INPUT DATA>
## begin

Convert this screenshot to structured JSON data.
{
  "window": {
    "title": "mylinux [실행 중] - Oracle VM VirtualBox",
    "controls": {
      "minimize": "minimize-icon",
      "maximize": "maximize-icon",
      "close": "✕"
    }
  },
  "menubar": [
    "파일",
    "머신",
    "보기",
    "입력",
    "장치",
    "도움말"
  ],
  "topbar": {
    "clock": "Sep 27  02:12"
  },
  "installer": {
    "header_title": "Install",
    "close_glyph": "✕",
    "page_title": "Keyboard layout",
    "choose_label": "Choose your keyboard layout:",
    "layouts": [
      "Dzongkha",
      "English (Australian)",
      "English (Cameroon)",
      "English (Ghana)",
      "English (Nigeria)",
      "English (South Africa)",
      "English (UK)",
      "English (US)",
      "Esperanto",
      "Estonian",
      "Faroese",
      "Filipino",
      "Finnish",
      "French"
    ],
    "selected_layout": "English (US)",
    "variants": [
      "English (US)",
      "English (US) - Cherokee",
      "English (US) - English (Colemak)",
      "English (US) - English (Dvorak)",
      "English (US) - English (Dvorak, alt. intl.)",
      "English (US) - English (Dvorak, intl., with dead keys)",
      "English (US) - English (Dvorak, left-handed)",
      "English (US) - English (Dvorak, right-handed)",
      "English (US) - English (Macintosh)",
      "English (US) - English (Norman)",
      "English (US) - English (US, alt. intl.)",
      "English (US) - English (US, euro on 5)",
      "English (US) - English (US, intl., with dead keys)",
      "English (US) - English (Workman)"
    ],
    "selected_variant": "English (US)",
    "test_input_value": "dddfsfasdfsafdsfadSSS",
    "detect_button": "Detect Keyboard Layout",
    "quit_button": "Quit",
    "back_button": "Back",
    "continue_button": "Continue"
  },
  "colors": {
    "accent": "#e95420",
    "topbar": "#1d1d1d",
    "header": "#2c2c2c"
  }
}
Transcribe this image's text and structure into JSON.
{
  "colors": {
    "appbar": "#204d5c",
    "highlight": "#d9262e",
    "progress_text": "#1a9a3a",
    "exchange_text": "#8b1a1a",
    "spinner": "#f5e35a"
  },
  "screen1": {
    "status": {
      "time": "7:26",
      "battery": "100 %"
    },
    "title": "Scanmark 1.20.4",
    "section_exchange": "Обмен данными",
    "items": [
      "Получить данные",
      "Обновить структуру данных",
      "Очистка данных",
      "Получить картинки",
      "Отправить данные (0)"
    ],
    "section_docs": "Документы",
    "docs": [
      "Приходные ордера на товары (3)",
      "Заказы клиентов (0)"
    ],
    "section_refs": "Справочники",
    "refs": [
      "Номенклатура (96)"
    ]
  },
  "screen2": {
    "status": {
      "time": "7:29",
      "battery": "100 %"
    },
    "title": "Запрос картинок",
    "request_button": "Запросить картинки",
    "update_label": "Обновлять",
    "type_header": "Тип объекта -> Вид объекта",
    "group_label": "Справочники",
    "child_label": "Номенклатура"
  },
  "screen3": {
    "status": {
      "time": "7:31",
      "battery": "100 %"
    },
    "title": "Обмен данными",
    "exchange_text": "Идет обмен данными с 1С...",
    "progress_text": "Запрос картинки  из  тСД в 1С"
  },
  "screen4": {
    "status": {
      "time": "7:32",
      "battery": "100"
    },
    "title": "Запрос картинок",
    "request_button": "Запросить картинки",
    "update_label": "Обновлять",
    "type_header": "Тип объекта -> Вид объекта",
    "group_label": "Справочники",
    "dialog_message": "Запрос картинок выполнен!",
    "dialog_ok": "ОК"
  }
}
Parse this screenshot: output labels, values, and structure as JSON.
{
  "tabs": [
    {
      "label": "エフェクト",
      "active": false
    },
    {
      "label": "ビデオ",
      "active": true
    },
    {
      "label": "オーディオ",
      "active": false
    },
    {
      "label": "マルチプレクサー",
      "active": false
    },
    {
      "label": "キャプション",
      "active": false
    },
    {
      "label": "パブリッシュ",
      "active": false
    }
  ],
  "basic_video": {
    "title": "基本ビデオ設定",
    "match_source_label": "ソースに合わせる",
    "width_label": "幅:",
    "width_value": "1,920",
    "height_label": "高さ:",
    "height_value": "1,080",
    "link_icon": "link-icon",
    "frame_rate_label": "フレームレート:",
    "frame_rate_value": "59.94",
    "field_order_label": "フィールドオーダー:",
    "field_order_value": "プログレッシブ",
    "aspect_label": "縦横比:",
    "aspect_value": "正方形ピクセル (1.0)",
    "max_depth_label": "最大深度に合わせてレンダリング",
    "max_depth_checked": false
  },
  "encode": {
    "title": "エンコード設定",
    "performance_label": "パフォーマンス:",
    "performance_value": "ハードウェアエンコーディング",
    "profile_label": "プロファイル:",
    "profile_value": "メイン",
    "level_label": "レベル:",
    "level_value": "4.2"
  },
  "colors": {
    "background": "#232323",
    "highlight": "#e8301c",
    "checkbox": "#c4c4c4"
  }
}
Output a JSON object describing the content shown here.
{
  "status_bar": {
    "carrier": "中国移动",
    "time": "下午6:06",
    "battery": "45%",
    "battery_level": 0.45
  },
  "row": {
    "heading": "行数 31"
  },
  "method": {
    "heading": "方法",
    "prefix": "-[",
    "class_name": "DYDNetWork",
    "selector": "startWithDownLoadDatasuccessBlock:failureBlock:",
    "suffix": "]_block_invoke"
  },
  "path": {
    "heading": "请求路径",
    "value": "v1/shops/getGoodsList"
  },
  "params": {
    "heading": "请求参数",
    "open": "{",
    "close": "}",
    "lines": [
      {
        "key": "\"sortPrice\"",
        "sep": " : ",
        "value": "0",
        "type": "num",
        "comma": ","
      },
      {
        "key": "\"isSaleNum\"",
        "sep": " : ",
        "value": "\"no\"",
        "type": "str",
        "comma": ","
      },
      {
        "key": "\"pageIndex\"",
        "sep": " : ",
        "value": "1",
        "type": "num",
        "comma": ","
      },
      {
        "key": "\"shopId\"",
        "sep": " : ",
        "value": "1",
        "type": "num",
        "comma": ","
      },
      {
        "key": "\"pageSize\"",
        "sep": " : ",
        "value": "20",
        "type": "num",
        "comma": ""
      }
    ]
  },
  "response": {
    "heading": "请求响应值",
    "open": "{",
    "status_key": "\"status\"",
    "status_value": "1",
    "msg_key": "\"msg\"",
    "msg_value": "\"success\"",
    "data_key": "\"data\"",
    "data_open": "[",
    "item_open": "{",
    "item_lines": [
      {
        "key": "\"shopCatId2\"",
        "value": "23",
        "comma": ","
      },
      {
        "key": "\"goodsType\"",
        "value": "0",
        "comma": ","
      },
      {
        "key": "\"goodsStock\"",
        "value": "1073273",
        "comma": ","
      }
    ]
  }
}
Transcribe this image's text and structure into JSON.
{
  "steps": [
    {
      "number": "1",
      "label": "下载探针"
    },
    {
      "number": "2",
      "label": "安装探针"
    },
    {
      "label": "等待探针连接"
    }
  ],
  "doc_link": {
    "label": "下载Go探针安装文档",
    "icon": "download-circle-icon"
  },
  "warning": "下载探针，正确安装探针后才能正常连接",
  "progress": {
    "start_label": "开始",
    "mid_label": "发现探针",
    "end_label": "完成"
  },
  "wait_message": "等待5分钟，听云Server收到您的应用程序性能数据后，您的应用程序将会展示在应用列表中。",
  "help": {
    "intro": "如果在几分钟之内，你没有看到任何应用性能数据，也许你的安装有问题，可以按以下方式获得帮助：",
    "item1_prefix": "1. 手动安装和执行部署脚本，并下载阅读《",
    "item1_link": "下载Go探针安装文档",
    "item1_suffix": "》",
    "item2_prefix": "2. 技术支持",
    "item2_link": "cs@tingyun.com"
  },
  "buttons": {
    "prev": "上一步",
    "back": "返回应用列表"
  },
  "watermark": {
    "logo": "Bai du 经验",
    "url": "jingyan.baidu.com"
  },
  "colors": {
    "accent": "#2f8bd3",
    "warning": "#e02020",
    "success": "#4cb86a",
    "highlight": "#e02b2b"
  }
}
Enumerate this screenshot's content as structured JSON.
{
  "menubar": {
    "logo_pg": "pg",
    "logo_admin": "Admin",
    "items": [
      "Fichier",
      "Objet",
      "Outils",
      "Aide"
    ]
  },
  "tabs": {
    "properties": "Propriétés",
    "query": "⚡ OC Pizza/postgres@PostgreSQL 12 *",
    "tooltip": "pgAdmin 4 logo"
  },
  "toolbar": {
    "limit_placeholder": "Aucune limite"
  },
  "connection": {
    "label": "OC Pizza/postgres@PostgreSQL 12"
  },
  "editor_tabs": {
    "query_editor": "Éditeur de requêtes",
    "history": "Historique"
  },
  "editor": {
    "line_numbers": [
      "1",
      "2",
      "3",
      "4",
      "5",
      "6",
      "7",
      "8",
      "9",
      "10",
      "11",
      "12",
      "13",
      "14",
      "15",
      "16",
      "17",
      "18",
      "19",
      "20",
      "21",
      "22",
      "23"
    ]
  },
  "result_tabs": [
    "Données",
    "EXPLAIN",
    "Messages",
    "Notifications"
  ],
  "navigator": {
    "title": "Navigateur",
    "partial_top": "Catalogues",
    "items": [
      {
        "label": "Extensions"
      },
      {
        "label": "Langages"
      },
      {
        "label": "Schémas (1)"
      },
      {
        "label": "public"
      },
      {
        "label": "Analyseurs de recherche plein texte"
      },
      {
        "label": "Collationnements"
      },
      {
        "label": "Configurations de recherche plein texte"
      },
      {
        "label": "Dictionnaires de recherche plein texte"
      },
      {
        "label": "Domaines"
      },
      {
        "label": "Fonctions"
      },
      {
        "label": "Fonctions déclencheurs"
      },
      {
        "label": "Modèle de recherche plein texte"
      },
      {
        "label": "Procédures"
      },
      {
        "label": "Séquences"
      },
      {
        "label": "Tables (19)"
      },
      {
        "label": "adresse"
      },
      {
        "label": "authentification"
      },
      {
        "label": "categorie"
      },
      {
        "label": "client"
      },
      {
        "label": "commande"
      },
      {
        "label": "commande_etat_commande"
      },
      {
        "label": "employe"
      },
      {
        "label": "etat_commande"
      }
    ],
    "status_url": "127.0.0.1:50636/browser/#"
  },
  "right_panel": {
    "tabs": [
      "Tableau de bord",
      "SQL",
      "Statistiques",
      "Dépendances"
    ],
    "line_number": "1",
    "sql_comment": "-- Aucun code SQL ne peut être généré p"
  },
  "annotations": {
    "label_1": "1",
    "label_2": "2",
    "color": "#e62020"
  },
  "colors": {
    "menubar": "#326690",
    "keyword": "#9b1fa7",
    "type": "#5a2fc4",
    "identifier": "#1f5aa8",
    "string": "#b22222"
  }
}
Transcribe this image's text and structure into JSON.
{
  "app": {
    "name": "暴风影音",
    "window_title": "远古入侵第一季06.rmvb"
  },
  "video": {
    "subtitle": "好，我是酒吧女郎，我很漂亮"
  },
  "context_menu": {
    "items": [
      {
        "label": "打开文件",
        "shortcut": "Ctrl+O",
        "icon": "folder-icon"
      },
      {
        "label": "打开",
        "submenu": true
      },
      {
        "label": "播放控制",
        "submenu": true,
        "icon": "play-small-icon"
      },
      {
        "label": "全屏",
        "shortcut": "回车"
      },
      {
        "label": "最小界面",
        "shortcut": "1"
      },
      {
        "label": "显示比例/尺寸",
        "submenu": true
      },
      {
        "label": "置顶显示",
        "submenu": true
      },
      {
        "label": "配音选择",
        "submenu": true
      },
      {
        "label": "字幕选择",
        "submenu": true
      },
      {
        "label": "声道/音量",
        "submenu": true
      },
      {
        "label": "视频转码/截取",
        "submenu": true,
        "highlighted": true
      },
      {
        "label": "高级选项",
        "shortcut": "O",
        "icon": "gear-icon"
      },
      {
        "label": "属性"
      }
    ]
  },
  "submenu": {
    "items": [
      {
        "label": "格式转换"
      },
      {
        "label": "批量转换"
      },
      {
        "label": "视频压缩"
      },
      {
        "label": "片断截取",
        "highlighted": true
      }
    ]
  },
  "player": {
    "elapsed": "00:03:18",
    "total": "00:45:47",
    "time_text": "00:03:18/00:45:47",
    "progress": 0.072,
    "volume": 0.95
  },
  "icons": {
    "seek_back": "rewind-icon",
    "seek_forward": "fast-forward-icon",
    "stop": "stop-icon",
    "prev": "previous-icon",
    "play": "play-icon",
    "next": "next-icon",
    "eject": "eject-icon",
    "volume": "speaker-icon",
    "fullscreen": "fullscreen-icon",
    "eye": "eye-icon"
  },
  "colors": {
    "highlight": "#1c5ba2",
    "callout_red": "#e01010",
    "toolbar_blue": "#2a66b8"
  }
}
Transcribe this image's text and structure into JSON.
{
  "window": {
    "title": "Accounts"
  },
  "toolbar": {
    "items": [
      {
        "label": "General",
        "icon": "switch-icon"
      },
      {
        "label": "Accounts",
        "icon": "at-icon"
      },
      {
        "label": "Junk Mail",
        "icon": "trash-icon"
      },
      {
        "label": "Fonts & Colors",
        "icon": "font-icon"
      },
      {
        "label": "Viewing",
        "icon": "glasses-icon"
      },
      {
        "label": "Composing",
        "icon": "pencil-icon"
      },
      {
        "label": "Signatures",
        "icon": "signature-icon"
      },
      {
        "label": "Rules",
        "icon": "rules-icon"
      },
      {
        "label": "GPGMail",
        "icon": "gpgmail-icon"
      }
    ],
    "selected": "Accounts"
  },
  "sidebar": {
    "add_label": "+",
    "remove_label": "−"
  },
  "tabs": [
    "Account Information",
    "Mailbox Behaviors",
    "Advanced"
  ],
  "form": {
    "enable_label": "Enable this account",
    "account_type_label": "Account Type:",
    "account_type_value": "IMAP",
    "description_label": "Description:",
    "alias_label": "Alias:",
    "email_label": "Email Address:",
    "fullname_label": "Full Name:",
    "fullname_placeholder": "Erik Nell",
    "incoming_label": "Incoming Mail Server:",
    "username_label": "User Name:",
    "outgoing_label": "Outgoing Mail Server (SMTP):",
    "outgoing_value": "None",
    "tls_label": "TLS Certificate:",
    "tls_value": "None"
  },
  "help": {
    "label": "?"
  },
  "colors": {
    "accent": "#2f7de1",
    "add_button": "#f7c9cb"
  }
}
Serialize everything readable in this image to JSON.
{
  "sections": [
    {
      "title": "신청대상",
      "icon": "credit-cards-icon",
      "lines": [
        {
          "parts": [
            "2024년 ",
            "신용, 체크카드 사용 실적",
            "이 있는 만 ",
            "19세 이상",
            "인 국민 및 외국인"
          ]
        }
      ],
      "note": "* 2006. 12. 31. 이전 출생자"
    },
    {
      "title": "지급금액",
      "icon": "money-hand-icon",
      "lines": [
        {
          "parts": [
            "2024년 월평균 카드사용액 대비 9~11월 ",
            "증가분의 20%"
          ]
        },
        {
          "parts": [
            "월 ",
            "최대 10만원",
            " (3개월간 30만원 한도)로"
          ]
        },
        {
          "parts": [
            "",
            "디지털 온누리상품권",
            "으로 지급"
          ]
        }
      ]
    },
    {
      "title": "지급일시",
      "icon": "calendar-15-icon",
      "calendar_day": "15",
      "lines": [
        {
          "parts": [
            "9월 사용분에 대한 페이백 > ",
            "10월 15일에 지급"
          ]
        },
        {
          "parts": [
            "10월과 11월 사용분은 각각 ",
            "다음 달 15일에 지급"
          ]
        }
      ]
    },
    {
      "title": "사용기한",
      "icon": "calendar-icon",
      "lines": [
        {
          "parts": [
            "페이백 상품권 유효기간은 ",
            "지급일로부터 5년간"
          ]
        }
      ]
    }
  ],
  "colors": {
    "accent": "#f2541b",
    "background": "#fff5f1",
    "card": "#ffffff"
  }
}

## end

GIVEN TASK> Read through the entries and copy each line in which "PostgreSQL" appears.

RESULT OF THE EXERCISE>
    "query": "⚡ OC Pizza/postgres@PostgreSQL 12 *",
    "label": "OC Pizza/postgres@PostgreSQL 12"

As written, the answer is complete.